--- START WORKING DATA ---
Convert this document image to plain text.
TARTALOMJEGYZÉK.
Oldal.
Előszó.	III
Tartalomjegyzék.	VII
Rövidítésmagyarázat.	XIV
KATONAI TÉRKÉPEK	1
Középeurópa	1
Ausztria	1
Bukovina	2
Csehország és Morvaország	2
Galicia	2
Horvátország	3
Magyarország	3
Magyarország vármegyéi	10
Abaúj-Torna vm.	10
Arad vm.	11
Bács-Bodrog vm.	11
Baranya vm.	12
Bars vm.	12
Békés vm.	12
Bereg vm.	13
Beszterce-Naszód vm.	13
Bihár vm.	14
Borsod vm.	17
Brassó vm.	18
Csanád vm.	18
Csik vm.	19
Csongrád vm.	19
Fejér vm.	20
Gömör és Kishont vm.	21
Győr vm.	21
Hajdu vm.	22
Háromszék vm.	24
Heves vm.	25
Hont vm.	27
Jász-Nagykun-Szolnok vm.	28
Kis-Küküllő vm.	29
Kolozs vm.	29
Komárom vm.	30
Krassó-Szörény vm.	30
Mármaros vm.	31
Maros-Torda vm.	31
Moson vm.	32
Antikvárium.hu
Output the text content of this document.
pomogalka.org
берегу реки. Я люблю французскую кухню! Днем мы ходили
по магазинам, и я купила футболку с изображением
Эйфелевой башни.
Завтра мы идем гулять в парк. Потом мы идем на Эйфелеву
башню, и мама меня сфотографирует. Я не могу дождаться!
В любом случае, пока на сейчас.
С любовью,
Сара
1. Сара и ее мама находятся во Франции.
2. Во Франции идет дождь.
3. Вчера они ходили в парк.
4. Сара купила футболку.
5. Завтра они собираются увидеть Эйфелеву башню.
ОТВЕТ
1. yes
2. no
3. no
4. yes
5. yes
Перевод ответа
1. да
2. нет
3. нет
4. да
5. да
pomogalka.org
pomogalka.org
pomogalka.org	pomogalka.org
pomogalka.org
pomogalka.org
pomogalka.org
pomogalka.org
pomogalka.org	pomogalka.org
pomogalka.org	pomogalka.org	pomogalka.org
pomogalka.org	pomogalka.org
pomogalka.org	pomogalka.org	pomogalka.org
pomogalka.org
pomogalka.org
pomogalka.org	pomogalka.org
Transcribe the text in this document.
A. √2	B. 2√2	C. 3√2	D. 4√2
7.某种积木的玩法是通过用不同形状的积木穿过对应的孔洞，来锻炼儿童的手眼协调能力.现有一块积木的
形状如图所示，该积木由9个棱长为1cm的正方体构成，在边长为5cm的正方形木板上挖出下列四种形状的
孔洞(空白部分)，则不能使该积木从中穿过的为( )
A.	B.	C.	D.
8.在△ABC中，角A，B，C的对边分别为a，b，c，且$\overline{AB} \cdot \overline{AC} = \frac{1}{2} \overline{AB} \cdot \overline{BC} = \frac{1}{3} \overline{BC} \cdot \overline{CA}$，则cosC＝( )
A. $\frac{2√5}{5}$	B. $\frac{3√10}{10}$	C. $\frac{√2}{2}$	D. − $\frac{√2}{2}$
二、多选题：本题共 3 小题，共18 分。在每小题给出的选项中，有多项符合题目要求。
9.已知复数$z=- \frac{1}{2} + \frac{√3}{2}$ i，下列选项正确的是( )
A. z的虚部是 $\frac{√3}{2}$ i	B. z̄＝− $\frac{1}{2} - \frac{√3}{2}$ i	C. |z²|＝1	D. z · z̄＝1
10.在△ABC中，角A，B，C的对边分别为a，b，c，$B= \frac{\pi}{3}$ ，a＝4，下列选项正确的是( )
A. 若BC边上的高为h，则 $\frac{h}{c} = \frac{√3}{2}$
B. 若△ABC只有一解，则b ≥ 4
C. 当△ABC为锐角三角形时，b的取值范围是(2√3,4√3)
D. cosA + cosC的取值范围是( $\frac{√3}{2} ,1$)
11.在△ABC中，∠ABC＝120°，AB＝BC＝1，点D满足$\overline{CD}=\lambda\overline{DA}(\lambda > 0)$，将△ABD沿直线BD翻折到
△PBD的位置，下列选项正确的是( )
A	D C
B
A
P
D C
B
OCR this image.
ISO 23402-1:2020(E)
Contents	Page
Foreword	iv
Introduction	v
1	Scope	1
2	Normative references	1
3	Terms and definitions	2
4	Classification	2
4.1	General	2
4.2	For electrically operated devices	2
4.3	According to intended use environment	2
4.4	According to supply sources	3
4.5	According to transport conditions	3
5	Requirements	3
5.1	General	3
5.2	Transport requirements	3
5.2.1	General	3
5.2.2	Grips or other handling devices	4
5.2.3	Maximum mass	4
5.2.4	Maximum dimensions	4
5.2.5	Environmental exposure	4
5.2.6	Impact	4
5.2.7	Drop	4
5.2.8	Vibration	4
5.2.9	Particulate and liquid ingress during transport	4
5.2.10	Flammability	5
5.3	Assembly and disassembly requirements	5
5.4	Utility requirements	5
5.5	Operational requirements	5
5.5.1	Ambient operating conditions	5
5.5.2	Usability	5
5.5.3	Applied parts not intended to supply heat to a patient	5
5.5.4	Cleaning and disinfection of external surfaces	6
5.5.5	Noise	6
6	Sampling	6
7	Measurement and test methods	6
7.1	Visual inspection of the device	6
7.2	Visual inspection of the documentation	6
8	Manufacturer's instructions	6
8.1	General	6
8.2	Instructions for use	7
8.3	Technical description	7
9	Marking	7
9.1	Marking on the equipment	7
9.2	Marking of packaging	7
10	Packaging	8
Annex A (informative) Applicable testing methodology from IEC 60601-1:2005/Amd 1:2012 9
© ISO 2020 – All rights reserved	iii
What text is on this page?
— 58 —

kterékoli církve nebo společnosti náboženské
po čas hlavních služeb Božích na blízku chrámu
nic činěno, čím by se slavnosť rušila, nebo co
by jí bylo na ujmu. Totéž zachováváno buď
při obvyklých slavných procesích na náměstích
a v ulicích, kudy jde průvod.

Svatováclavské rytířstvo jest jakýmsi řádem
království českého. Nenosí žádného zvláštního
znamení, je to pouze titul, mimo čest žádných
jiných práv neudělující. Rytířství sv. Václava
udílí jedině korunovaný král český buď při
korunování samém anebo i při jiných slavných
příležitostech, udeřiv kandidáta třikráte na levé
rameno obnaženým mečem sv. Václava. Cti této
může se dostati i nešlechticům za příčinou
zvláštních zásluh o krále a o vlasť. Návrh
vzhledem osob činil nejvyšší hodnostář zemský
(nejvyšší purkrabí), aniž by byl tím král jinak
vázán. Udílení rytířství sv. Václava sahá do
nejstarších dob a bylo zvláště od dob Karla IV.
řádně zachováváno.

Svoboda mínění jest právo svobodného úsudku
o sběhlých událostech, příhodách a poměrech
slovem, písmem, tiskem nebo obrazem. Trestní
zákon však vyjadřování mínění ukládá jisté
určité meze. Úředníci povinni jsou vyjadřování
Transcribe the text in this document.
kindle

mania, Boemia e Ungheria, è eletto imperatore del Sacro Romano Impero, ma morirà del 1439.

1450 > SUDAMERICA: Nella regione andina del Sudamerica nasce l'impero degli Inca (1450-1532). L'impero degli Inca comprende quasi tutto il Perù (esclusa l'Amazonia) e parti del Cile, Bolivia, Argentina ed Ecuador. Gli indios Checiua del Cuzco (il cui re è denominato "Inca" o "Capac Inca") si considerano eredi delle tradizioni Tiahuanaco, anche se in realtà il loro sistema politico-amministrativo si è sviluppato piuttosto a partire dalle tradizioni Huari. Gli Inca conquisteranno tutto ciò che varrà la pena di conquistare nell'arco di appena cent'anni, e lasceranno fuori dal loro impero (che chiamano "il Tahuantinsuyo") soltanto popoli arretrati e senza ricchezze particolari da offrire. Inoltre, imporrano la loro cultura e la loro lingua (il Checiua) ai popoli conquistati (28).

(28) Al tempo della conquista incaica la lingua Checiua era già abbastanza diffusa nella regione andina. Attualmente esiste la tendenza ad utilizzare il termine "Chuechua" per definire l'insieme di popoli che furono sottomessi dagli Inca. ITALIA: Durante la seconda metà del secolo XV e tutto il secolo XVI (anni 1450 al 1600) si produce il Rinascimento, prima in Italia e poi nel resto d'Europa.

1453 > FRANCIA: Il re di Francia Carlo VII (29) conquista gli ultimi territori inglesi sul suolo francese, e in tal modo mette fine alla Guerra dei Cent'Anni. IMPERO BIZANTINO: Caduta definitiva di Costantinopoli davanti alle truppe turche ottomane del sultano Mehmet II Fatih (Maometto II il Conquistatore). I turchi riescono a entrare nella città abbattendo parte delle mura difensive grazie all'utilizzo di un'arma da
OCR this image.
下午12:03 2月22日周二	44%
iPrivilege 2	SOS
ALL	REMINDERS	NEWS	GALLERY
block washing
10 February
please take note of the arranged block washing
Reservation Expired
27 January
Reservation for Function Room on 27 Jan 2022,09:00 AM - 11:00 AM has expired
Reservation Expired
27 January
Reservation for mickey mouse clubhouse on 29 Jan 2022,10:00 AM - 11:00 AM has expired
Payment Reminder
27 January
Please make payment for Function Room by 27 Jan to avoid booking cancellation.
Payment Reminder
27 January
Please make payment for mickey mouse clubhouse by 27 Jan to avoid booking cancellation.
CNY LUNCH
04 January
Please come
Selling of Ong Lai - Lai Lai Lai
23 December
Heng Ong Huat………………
--- END WORKING DATA ---
_WRITTEN PROBLEM:_ Collect the lines of the data that carry the word "ABC中".

_ANSWER BELOW:_
8.在△ABC中，角A，B，C的对边分别为a，b，c，且$\overline{AB} \cdot \overline{AC} = \frac{1}{2} \overline{AB} \cdot \overline{BC} = \frac{1}{3} \overline{BC} \cdot \overline{CA}$，则cosC＝( )
10.在△ABC中，角A，B，C的对边分别为a，b，c，$B= \frac{\pi}{3}$ ，a＝4，下列选项正确的是( )
11.在△ABC中，∠ABC＝120°，AB＝BC＝1，点D满足$\overline{CD}=\lambda\overline{DA}(\lambda > 0)$，将△ABD沿直线BD翻折到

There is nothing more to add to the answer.